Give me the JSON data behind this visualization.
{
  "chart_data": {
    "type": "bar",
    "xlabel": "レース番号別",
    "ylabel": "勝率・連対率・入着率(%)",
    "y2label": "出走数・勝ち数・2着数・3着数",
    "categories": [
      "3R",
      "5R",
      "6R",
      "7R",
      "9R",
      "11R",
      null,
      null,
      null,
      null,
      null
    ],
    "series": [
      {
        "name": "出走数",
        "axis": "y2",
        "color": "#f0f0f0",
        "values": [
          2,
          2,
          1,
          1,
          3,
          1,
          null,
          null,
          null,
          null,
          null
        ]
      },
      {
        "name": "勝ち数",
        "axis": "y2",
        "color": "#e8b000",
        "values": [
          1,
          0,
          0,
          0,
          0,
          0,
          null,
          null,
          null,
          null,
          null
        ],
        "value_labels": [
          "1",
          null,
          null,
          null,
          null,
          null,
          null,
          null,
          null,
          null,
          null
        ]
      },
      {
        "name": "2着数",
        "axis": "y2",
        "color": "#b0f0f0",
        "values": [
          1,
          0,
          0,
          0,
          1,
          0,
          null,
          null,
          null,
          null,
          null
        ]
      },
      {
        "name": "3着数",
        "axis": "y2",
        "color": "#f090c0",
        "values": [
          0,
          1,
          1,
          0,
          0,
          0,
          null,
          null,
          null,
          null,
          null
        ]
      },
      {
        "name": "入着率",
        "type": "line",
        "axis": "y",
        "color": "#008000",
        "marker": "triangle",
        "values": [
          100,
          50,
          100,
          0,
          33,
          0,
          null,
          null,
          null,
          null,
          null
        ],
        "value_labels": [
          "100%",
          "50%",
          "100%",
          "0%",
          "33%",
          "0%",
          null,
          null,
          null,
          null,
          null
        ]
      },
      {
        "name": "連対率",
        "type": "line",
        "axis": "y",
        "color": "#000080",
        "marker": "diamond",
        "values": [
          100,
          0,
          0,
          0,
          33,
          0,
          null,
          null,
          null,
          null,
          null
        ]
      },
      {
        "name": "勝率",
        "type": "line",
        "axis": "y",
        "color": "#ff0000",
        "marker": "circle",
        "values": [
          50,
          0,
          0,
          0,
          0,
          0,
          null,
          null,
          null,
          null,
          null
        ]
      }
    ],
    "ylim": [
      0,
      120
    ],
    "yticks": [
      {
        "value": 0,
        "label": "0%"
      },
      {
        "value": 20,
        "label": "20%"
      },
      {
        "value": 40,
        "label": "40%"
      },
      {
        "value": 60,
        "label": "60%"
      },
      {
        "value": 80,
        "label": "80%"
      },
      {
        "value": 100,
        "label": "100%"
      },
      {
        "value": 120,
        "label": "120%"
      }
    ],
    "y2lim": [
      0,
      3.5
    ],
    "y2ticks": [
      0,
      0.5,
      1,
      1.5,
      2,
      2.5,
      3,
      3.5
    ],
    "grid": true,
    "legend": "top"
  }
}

════════

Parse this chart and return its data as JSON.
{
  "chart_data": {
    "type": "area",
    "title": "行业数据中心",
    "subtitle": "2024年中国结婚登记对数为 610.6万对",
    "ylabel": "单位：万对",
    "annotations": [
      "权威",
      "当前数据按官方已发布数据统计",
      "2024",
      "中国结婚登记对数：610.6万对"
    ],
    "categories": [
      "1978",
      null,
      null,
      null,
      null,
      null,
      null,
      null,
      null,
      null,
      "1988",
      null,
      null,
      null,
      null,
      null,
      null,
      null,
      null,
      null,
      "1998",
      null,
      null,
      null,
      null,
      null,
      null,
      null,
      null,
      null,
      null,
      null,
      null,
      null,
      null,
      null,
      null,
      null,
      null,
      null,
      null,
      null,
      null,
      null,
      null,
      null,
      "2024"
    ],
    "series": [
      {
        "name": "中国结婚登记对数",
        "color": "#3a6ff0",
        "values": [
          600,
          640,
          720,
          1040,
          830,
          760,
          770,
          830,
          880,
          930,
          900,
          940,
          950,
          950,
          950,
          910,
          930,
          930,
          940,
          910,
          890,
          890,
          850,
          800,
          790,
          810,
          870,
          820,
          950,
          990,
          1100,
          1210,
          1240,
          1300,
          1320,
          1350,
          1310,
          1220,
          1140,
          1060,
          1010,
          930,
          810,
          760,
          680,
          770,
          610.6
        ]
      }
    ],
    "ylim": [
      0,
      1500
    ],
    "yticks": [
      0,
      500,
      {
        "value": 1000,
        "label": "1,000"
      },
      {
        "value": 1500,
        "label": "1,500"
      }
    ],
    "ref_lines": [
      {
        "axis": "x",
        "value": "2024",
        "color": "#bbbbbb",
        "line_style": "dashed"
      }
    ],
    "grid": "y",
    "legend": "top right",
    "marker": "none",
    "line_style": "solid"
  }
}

════════

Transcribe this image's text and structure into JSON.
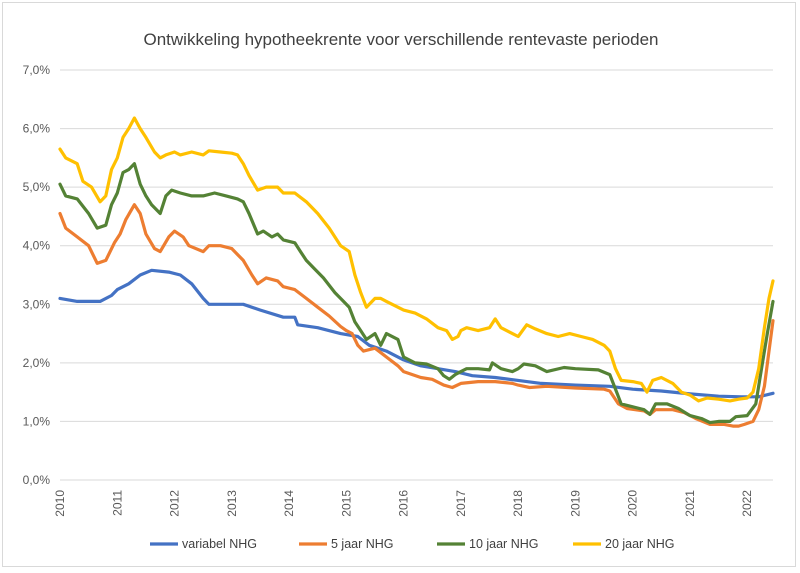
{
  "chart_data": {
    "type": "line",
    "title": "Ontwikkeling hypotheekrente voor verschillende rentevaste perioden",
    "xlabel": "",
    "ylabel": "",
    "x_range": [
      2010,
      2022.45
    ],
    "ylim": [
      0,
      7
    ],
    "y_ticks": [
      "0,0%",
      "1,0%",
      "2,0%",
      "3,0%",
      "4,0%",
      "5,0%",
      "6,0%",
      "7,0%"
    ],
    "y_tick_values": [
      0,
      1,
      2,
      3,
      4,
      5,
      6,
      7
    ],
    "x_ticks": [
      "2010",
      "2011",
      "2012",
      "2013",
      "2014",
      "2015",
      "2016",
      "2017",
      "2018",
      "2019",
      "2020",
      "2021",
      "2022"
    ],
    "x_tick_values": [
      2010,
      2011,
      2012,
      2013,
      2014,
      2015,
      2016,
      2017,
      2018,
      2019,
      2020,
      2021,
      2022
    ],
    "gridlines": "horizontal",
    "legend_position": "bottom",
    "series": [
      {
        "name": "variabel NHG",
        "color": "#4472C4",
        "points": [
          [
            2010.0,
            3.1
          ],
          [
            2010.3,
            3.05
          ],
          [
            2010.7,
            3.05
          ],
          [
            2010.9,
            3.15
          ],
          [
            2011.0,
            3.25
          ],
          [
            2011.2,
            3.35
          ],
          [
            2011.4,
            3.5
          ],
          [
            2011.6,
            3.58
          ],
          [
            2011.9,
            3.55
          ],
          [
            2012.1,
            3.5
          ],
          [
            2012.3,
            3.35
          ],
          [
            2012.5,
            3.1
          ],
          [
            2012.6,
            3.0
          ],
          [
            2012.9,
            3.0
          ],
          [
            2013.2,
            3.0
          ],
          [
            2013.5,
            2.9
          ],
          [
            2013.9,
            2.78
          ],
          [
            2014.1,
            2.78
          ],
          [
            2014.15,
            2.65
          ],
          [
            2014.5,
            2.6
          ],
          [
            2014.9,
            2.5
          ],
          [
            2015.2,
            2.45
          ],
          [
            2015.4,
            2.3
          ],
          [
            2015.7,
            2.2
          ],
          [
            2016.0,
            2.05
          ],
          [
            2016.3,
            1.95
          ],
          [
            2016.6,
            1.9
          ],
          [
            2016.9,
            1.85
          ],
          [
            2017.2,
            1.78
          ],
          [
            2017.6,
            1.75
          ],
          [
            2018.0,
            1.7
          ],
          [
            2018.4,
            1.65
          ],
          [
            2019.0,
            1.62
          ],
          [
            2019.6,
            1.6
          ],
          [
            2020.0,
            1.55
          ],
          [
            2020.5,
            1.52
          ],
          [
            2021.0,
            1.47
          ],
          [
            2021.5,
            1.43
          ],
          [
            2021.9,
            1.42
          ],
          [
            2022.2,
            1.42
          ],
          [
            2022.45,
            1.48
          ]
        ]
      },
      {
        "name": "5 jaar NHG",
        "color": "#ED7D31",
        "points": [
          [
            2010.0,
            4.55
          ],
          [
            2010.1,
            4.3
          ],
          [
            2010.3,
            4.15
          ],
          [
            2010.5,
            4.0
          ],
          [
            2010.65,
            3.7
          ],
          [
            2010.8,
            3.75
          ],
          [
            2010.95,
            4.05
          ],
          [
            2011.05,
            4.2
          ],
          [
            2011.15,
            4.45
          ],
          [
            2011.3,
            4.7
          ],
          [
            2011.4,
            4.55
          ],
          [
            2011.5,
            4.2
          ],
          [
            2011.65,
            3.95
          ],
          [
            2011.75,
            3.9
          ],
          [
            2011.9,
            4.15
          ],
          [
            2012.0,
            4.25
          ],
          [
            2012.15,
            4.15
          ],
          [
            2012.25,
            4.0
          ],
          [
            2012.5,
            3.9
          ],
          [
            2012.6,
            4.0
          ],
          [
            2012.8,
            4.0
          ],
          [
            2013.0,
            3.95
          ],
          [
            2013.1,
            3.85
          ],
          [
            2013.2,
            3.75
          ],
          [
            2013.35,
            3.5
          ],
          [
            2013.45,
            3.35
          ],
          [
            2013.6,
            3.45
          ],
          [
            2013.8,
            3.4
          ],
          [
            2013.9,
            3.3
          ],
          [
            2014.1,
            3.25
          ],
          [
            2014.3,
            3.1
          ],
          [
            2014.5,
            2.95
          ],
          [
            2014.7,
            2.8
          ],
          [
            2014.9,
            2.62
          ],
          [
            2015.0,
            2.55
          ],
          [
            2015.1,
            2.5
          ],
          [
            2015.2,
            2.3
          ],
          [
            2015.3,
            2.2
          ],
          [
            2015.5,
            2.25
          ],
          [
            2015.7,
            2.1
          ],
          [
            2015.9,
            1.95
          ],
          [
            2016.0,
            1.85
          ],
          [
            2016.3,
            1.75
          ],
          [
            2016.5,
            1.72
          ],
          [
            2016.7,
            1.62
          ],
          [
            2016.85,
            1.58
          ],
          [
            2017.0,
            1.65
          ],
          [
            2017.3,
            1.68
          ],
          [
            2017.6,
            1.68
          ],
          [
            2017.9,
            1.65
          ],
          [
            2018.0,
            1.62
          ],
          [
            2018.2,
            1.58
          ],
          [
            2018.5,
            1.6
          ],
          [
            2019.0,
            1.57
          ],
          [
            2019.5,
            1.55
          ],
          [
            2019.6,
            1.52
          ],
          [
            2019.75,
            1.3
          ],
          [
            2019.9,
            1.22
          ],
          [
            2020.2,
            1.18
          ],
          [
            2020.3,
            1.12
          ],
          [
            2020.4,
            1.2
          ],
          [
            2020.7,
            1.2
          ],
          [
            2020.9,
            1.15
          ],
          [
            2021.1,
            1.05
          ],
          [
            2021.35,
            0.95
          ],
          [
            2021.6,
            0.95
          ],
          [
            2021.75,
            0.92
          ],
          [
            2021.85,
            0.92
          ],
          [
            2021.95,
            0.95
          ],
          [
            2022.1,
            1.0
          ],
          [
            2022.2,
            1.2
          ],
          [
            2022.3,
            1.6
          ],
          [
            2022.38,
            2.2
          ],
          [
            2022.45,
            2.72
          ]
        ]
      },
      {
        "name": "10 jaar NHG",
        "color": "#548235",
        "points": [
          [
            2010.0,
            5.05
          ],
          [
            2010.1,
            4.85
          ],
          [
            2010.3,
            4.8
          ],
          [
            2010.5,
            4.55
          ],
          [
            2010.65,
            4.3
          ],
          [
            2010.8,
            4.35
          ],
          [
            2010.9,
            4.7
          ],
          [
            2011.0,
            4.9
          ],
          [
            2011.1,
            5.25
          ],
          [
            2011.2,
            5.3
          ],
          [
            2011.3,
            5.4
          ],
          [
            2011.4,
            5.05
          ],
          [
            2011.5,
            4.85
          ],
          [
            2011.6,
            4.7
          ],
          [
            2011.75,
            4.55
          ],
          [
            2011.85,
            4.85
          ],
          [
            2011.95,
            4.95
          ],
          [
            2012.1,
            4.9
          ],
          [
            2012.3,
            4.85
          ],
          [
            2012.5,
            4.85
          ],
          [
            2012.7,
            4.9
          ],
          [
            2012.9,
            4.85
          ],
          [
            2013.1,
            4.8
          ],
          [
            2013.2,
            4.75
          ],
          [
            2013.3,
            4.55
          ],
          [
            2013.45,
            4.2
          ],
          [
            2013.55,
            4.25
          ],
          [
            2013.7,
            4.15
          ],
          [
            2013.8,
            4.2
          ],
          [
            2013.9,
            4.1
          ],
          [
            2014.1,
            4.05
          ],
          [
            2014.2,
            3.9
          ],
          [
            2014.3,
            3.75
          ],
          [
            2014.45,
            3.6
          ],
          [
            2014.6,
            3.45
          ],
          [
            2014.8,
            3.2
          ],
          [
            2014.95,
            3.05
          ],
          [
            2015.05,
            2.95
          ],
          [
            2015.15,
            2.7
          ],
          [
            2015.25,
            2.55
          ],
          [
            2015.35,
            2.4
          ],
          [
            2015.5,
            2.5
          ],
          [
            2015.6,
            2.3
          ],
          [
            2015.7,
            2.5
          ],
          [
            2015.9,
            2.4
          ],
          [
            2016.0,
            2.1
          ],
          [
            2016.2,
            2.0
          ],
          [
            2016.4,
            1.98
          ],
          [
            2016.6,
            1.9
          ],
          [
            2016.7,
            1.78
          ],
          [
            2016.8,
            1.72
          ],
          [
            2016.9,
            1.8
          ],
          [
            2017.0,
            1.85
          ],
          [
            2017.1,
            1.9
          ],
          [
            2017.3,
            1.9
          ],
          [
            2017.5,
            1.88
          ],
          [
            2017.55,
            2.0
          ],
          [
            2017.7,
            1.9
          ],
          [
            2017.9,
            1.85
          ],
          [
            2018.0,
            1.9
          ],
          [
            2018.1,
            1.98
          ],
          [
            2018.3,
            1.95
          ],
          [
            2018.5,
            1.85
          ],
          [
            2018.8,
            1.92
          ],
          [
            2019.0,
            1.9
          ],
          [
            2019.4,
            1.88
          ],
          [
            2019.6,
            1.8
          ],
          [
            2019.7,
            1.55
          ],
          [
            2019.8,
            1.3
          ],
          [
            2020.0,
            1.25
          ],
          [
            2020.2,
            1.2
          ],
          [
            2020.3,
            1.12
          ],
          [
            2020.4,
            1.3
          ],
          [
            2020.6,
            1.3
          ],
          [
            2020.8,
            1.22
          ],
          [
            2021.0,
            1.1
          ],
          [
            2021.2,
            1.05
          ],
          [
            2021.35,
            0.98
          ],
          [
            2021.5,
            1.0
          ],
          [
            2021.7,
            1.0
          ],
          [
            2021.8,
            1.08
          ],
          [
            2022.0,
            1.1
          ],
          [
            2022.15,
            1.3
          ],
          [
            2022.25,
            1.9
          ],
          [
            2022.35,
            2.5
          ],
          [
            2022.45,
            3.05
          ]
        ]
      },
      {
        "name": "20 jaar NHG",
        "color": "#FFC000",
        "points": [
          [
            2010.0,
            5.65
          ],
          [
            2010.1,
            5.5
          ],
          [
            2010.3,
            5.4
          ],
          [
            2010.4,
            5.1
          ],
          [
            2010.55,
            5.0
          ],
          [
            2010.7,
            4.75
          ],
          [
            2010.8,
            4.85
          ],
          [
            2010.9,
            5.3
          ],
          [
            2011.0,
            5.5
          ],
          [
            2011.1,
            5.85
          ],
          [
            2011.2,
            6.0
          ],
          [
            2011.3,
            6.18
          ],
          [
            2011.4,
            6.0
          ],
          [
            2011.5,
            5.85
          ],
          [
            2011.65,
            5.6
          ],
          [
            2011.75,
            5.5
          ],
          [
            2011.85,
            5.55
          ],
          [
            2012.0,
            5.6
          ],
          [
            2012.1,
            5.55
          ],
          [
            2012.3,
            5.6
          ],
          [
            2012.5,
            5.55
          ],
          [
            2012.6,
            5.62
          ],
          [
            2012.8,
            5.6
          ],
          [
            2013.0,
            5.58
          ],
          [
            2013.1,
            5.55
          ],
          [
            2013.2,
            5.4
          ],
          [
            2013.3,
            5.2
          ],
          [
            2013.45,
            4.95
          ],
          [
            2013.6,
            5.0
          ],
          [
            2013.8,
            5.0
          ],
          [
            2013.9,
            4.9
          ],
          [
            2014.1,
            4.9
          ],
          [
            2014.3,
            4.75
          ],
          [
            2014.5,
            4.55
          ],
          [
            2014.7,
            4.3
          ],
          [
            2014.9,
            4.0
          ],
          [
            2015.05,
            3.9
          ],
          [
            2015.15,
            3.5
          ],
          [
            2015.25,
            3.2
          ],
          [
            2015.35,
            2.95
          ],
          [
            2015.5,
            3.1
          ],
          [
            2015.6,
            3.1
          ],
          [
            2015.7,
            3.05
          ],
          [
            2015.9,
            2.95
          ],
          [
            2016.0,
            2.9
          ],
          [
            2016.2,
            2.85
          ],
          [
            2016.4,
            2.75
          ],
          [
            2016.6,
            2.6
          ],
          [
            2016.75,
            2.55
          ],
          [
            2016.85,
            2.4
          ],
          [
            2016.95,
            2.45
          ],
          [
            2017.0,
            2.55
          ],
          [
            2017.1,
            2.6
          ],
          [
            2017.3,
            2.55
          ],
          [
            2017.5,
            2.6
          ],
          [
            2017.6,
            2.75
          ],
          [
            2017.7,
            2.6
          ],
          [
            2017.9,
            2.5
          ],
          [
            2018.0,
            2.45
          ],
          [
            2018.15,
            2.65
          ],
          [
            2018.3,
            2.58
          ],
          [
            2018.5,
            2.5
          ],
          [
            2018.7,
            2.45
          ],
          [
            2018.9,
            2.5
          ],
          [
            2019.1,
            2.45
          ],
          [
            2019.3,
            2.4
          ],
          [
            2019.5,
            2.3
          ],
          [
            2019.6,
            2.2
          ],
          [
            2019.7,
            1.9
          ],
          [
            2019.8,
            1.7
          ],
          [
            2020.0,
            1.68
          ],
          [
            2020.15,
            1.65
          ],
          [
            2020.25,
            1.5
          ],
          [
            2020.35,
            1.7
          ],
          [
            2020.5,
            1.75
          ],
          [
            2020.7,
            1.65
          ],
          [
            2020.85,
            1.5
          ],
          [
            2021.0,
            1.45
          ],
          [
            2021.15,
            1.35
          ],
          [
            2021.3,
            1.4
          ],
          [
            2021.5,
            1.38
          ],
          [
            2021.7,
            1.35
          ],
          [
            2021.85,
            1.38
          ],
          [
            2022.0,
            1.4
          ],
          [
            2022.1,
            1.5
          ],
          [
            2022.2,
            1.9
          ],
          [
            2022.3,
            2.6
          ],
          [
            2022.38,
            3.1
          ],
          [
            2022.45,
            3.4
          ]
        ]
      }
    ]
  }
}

════════

• Given exercise
Which lines of the material contain the string "ylabel"? List each of them.

• In response
    "ylabel": "勝率・連対率・入着率(%)",
    "ylabel": "单位：万对",
    "ylabel": "",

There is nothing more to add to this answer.